== Data to process

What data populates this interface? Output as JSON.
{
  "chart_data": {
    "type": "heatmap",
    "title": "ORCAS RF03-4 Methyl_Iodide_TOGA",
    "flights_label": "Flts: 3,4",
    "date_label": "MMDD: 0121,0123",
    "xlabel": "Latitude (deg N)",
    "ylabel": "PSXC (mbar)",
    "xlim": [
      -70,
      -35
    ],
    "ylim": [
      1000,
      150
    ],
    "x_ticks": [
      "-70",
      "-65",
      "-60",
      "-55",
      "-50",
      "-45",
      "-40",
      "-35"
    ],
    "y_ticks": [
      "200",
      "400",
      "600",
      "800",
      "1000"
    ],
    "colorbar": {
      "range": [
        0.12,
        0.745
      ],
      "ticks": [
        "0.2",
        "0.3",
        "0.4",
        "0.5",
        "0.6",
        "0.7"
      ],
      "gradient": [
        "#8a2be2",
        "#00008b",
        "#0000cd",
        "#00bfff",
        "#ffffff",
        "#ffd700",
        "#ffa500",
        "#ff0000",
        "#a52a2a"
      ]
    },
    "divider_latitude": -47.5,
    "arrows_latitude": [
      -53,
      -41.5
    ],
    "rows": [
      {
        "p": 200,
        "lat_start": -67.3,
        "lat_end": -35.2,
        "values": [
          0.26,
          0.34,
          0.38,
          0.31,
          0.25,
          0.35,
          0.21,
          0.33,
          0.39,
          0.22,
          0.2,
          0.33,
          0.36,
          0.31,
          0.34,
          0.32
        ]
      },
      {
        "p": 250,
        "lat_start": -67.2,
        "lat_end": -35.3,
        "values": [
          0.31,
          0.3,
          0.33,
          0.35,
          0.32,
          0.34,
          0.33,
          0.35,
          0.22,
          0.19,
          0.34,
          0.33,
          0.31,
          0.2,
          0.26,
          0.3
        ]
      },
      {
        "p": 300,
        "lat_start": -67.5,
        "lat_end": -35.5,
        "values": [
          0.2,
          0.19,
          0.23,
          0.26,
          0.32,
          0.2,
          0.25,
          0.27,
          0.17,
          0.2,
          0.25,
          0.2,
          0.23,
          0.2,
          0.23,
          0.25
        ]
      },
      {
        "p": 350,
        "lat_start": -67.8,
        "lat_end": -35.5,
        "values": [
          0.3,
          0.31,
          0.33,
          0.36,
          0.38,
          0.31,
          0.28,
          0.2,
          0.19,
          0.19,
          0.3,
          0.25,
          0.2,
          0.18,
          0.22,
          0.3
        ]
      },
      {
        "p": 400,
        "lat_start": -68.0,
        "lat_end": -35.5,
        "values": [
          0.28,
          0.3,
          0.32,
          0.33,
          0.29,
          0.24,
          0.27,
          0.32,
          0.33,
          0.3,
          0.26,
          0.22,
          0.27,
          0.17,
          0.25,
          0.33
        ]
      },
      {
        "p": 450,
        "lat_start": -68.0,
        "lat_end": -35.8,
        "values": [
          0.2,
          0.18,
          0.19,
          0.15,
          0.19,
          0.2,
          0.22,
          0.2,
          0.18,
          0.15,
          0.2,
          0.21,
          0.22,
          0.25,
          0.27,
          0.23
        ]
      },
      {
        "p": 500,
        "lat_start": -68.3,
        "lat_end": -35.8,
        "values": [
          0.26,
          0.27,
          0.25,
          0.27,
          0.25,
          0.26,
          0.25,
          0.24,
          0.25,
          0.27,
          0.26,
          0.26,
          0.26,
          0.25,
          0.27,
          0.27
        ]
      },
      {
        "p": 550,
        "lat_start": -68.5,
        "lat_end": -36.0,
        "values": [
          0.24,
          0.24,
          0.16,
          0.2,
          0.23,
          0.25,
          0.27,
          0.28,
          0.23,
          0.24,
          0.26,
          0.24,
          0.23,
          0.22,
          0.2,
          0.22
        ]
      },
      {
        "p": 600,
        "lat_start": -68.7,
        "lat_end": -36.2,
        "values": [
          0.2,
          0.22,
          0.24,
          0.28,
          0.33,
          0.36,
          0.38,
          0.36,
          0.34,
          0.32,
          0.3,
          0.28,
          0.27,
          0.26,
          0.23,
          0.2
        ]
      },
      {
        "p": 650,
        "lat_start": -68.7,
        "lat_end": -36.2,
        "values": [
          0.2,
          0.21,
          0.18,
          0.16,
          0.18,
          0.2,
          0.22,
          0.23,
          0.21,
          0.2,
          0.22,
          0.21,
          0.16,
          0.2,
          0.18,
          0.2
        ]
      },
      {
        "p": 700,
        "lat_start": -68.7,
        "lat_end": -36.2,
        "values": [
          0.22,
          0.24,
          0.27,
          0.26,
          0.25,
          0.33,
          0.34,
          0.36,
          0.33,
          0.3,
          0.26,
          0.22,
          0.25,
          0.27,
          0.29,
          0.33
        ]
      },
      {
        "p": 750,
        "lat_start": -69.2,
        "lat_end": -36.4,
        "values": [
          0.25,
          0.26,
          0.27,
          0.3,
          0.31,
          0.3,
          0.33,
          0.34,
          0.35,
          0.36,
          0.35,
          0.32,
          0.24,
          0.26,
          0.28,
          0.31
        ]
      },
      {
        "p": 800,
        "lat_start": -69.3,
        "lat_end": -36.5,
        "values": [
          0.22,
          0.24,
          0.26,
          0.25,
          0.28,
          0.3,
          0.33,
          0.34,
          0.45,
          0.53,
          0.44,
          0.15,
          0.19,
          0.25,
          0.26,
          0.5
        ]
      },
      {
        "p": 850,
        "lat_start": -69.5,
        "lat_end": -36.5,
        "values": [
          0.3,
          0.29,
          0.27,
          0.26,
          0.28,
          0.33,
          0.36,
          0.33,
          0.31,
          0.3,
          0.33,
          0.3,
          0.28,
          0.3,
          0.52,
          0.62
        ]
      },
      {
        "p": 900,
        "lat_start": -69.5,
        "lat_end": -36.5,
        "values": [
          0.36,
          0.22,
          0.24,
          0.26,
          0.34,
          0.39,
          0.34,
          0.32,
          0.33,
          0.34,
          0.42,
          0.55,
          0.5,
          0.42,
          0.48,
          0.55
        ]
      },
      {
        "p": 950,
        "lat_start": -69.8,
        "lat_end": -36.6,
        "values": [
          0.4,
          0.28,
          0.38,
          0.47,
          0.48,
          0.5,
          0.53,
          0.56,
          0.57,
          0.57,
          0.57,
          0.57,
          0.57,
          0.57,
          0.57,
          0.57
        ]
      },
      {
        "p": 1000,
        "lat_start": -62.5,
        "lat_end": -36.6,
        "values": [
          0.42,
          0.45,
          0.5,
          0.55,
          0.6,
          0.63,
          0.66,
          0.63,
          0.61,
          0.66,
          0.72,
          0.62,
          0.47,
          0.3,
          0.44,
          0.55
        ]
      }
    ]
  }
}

====

**Aim of the task**
Please repeat all the records above exactly as they appear.

**The output**
What data populates this interface? Output as JSON.
{
  "chart_data": {
    "type": "heatmap",
    "title": "ORCAS RF03-4 Methyl_Iodide_TOGA",
    "flights_label": "Flts: 3,4",
    "date_label": "MMDD: 0121,0123",
    "xlabel": "Latitude (deg N)",
    "ylabel": "PSXC (mbar)",
    "xlim": [
      -70,
      -35
    ],
    "ylim": [
      1000,
      150
    ],
    "x_ticks": [
      "-70",
      "-65",
      "-60",
      "-55",
      "-50",
      "-45",
      "-40",
      "-35"
    ],
    "y_ticks": [
      "200",
      "400",
      "600",
      "800",
      "1000"
    ],
    "colorbar": {
      "range": [
        0.12,
        0.745
      ],
      "ticks": [
        "0.2",
        "0.3",
        "0.4",
        "0.5",
        "0.6",
        "0.7"
      ],
      "gradient": [
        "#8a2be2",
        "#00008b",
        "#0000cd",
        "#00bfff",
        "#ffffff",
        "#ffd700",
        "#ffa500",
        "#ff0000",
        "#a52a2a"
      ]
    },
    "divider_latitude": -47.5,
    "arrows_latitude": [
      -53,
      -41.5
    ],
    "rows": [
      {
        "p": 200,
        "lat_start": -67.3,
        "lat_end": -35.2,
        "values": [
          0.26,
          0.34,
          0.38,
          0.31,
          0.25,
          0.35,
          0.21,
          0.33,
          0.39,
          0.22,
          0.2,
          0.33,
          0.36,
          0.31,
          0.34,
          0.32
        ]
      },
      {
        "p": 250,
        "lat_start": -67.2,
        "lat_end": -35.3,
        "values": [
          0.31,
          0.3,
          0.33,
          0.35,
          0.32,
          0.34,
          0.33,
          0.35,
          0.22,
          0.19,
          0.34,
          0.33,
          0.31,
          0.2,
          0.26,
          0.3
        ]
      },
      {
        "p": 300,
        "lat_start": -67.5,
        "lat_end": -35.5,
        "values": [
          0.2,
          0.19,
          0.23,
          0.26,
          0.32,
          0.2,
          0.25,
          0.27,
          0.17,
          0.2,
          0.25,
          0.2,
          0.23,
          0.2,
          0.23,
          0.25
        ]
      },
      {
        "p": 350,
        "lat_start": -67.8,
        "lat_end": -35.5,
        "values": [
          0.3,
          0.31,
          0.33,
          0.36,
          0.38,
          0.31,
          0.28,
          0.2,
          0.19,
          0.19,
          0.3,
          0.25,
          0.2,
          0.18,
          0.22,
          0.3
        ]
      },
      {
        "p": 400,
        "lat_start": -68.0,
        "lat_end": -35.5,
        "values": [
          0.28,
          0.3,
          0.32,
          0.33,
          0.29,
          0.24,
          0.27,
          0.32,
          0.33,
          0.3,
          0.26,
          0.22,
          0.27,
          0.17,
          0.25,
          0.33
        ]
      },
      {
        "p": 450,
        "lat_start": -68.0,
        "lat_end": -35.8,
        "values": [
          0.2,
          0.18,
          0.19,
          0.15,
          0.19,
          0.2,
          0.22,
          0.2,
          0.18,
          0.15,
          0.2,
          0.21,
          0.22,
          0.25,
          0.27,
          0.23
        ]
      },
      {
        "p": 500,
        "lat_start": -68.3,
        "lat_end": -35.8,
        "values": [
          0.26,
          0.27,
          0.25,
          0.27,
          0.25,
          0.26,
          0.25,
          0.24,
          0.25,
          0.27,
          0.26,
          0.26,
          0.26,
          0.25,
          0.27,
          0.27
        ]
      },
      {
        "p": 550,
        "lat_start": -68.5,
        "lat_end": -36.0,
        "values": [
          0.24,
          0.24,
          0.16,
          0.2,
          0.23,
          0.25,
          0.27,
          0.28,
          0.23,
          0.24,
          0.26,
          0.24,
          0.23,
          0.22,
          0.2,
          0.22
        ]
      },
      {
        "p": 600,
        "lat_start": -68.7,
        "lat_end": -36.2,
        "values": [
          0.2,
          0.22,
          0.24,
          0.28,
          0.33,
          0.36,
          0.38,
          0.36,
          0.34,
          0.32,
          0.3,
          0.28,
          0.27,
          0.26,
          0.23,
          0.2
        ]
      },
      {
        "p": 650,
        "lat_start": -68.7,
        "lat_end": -36.2,
        "values": [
          0.2,
          0.21,
          0.18,
          0.16,
          0.18,
          0.2,
          0.22,
          0.23,
          0.21,
          0.2,
          0.22,
          0.21,
          0.16,
          0.2,
          0.18,
          0.2
        ]
      },
      {
        "p": 700,
        "lat_start": -68.7,
        "lat_end": -36.2,
        "values": [
          0.22,
          0.24,
          0.27,
          0.26,
          0.25,
          0.33,
          0.34,
          0.36,
          0.33,
          0.3,
          0.26,
          0.22,
          0.25,
          0.27,
          0.29,
          0.33
        ]
      },
      {
        "p": 750,
        "lat_start": -69.2,
        "lat_end": -36.4,
        "values": [
          0.25,
          0.26,
          0.27,
          0.3,
          0.31,
          0.3,
          0.33,
          0.34,
          0.35,
          0.36,
          0.35,
          0.32,
          0.24,
          0.26,
          0.28,
          0.31
        ]
      },
      {
        "p": 800,
        "lat_start": -69.3,
        "lat_end": -36.5,
        "values": [
          0.22,
          0.24,
          0.26,
          0.25,
          0.28,
          0.3,
          0.33,
          0.34,
          0.45,
          0.53,
          0.44,
          0.15,
          0.19,
          0.25,
          0.26,
          0.5
        ]
      },
      {
        "p": 850,
        "lat_start": -69.5,
        "lat_end": -36.5,
        "values": [
          0.3,
          0.29,
          0.27,
          0.26,
          0.28,
          0.33,
          0.36,
          0.33,
          0.31,
          0.3,
          0.33,
          0.3,
          0.28,
          0.3,
          0.52,
          0.62
        ]
      },
      {
        "p": 900,
        "lat_start": -69.5,
        "lat_end": -36.5,
        "values": [
          0.36,
          0.22,
          0.24,
          0.26,
          0.34,
          0.39,
          0.34,
          0.32,
          0.33,
          0.34,
          0.42,
          0.55,
          0.5,
          0.42,
          0.48,
          0.55
        ]
      },
      {
        "p": 950,
        "lat_start": -69.8,
        "lat_end": -36.6,
        "values": [
          0.4,
          0.28,
          0.38,
          0.47,
          0.48,
          0.5,
          0.53,
          0.56,
          0.57,
          0.57,
          0.57,
          0.57,
          0.57,
          0.57,
          0.57,
          0.57
        ]
      },
      {
        "p": 1000,
        "lat_start": -62.5,
        "lat_end": -36.6,
        "values": [
          0.42,
          0.45,
          0.5,
          0.55,
          0.6,
          0.63,
          0.66,
          0.63,
          0.61,
          0.66,
          0.72,
          0.62,
          0.47,
          0.3,
          0.44,
          0.55
        ]
      }
    ]
  }
}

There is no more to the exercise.